## What the task requires
Repeat all the records exactly, omitting pictures.

[Stored data]
[BEGIN]
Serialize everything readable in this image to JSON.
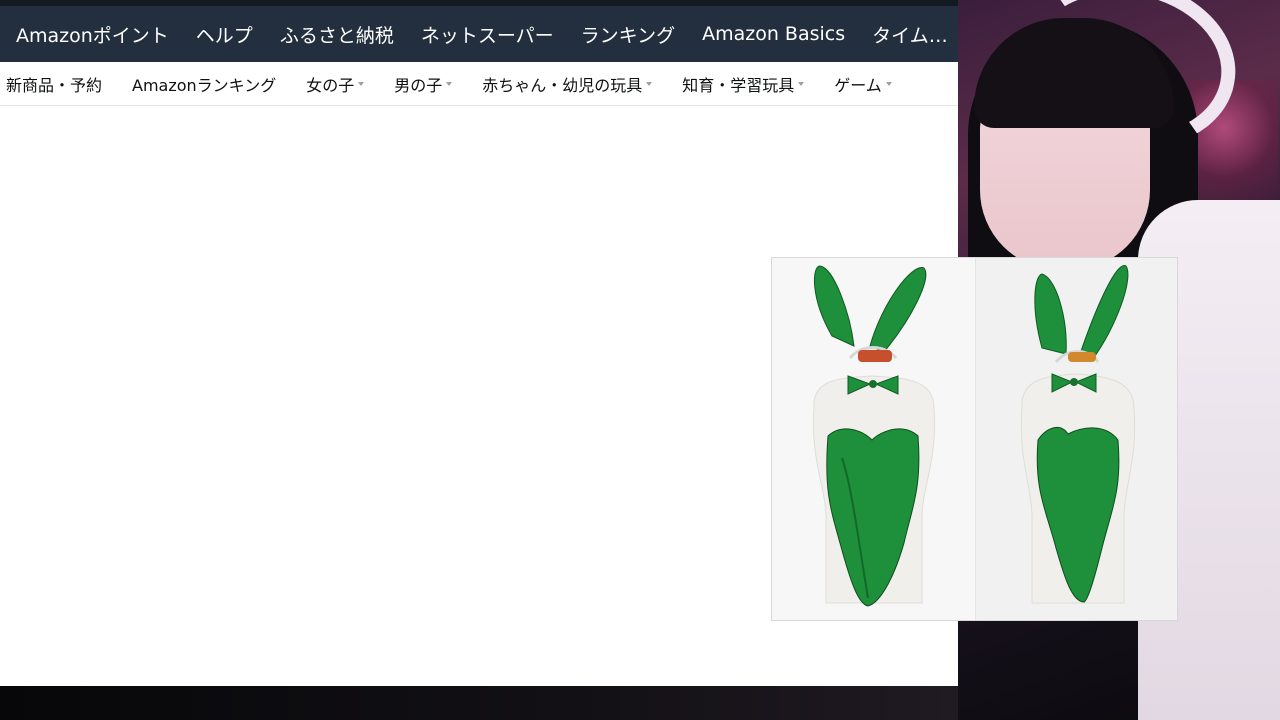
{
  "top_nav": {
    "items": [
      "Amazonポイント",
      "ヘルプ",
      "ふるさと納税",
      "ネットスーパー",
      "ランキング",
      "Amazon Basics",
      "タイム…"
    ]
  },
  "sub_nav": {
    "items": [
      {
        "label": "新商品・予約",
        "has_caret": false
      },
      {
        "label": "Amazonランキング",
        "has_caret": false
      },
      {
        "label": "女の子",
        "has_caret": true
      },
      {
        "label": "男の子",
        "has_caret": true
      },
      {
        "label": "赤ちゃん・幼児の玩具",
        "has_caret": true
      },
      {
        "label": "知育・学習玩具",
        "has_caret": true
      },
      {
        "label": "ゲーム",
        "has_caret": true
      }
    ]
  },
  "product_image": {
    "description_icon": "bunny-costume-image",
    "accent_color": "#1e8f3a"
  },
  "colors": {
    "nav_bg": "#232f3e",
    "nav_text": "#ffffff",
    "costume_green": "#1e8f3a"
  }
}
[END]
## Result for this exercise
Serialize everything readable in this image to JSON.
{
  "top_nav": {
    "items": [
      "Amazonポイント",
      "ヘルプ",
      "ふるさと納税",
      "ネットスーパー",
      "ランキング",
      "Amazon Basics",
      "タイム…"
    ]
  },
  "sub_nav": {
    "items": [
      {
        "label": "新商品・予約",
        "has_caret": false
      },
      {
        "label": "Amazonランキング",
        "has_caret": false
      },
      {
        "label": "女の子",
        "has_caret": true
      },
      {
        "label": "男の子",
        "has_caret": true
      },
      {
        "label": "赤ちゃん・幼児の玩具",
        "has_caret": true
      },
      {
        "label": "知育・学習玩具",
        "has_caret": true
      },
      {
        "label": "ゲーム",
        "has_caret": true
      }
    ]
  },
  "product_image": {
    "description_icon": "bunny-costume-image",
    "accent_color": "#1e8f3a"
  },
  "colors": {
    "nav_bg": "#232f3e",
    "nav_text": "#ffffff",
    "costume_green": "#1e8f3a"
  }
}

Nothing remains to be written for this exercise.